São Paulo projeta Copinha como vitrine e chama atenção da Europa

O São Paulo inicia a Copinha 2026 cercado de expectativa, especialmente por conta do meio-campista Gustavo Zabarelli, de apenas 16 anos, que já desperta interesse de gigantes do futebol europeu. O jovem, considerado uma das principais joias da geração 2009, será observado de perto por clubes como FC Porto e Barcelona durante a competição.

Mesmo tendo idade para atuar em categorias inferiores, Zabarelli foi integrado ao elenco comandado por Alan Barcellos, que defenderá o título do torneio. A decisão reforça a confiança interna no potencial do atleta e transforma sua participação na Copinha em um dos pontos de maior atenção do campeonato.

O jovem meio-campista assinou seu primeiro contrato profissional em 2025, com validade até 2028, movimento visto como estratégico pelo São Paulo diante do assédio europeu. O atleta é representado por um grupo de agentes experientes no mercado internacional, com nomes ligados a negociações frequentes com clubes do continente, o que amplia ainda mais a visibilidade do jogador.

A relação entre o Tricolor e o Porto no mercado é vista como sólida. Nos últimos anos, o intercâmbio envolveu empréstimos, vendas de atletas formados em Cotia e até retornos ao futebol brasileiro, criando um canal ativo entre as diretorias.

* **DADOS FORNECIDOS**
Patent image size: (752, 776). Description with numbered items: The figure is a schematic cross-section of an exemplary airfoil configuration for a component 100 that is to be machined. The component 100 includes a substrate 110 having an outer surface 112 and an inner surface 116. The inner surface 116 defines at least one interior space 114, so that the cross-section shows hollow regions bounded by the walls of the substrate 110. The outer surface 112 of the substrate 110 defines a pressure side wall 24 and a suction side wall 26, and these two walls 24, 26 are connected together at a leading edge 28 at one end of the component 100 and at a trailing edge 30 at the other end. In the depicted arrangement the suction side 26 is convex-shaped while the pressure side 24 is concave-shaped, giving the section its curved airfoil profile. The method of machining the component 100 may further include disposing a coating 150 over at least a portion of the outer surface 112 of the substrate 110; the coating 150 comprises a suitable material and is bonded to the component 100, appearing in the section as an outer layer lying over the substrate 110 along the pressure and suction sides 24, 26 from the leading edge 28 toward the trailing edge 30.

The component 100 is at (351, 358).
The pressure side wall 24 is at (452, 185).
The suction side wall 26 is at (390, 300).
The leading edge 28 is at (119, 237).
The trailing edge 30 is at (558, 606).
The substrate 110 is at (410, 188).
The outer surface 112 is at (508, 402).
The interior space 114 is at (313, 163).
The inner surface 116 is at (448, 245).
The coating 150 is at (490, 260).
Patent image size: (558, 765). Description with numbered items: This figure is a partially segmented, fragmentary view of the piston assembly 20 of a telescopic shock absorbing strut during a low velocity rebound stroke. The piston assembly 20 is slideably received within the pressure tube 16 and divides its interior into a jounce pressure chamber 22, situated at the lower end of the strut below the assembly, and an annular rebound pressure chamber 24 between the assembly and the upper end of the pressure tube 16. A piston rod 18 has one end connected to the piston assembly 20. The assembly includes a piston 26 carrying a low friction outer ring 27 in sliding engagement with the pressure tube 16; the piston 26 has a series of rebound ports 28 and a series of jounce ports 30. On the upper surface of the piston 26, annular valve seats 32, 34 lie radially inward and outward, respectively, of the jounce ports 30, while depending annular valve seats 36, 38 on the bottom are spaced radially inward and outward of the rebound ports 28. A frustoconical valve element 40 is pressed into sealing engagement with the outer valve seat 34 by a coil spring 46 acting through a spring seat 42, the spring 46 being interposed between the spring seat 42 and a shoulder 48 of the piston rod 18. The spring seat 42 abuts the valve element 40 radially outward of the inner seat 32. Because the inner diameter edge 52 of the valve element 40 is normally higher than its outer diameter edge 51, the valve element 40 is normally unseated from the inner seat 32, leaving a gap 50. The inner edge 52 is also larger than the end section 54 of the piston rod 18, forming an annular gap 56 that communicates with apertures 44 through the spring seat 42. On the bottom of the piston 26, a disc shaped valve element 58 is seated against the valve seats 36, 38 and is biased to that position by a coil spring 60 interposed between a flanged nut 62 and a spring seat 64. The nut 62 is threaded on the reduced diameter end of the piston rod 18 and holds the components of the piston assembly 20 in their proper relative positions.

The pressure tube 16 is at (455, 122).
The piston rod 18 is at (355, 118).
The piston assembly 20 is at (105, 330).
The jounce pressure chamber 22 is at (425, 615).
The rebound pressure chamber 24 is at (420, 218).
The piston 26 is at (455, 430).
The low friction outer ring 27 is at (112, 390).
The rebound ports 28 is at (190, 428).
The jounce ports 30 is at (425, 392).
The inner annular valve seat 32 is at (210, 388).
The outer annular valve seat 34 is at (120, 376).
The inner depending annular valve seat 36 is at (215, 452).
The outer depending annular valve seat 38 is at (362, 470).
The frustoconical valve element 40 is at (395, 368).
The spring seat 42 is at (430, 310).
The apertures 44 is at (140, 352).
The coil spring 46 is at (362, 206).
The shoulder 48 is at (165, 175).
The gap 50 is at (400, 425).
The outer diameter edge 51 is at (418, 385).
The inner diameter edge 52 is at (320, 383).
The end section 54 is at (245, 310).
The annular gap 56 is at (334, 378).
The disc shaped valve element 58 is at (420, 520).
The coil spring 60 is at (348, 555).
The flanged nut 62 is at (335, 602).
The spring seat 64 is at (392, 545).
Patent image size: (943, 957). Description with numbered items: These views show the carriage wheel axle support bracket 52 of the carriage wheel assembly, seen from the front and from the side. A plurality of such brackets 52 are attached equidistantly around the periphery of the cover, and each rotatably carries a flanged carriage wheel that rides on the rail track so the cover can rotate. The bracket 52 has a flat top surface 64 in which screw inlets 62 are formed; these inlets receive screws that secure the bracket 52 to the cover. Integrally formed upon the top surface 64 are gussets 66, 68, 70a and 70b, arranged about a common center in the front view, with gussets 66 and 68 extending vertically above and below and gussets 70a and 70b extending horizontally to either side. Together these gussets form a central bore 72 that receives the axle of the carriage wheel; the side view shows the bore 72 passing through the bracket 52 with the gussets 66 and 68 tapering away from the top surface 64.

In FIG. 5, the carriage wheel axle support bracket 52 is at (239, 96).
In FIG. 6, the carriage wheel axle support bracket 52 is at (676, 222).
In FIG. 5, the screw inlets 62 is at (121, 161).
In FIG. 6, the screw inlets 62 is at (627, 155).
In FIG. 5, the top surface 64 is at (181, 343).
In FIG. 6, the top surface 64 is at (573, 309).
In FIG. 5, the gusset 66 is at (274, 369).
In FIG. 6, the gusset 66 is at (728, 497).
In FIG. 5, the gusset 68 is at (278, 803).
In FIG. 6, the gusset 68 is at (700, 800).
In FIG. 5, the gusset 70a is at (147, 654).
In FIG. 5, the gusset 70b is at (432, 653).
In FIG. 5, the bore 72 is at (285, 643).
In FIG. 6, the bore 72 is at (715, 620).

* **INSTRUÇÕES DAS TAREFAS**
[1] Diga se cada afirmação abaixo está de acordo com o texto sobre Zabarelli: (a) Zabarelli tem 16 anos; (b) o contrato profissional de Zabarelli vale até 2030; (c) o elenco que disputa a Copinha é comandado por Alan Barcellos. Responda sim ou não a cada uma e cite as palavras exatas do texto que decidem a resposta.
[2] Reproduza literalmente o trecho do texto sobre Zabarelli que vai de "O jovem meio-campista" até "entre as diretorias.".
Baseie-se somente no texto sobre Zabarelli, sem recorrer aos dados.

* **RESPOSTAS POR TAREFA**
[1]
(a) Sim: "de apenas 16 anos".
(b) Não: "com validade até 2028".
(c) Sim: "integrado ao elenco comandado por Alan Barcellos".

[2]
O jovem meio-campista assinou seu primeiro contrato profissional em 2025, com validade até 2028, movimento visto como estratégico pelo São Paulo diante do assédio europeu. O atleta é representado por um grupo de agentes experientes no mercado internacional, com nomes ligados a negociações frequentes com clubes do continente, o que amplia ainda mais a visibilidade do jogador.

A relação entre o Tricolor e o Porto no mercado é vista como sólida. Nos últimos anos, o intercâmbio envolveu empréstimos, vendas de atletas formados em Cotia e até retornos ao futebol brasileiro, criando um canal ativo entre as diretorias.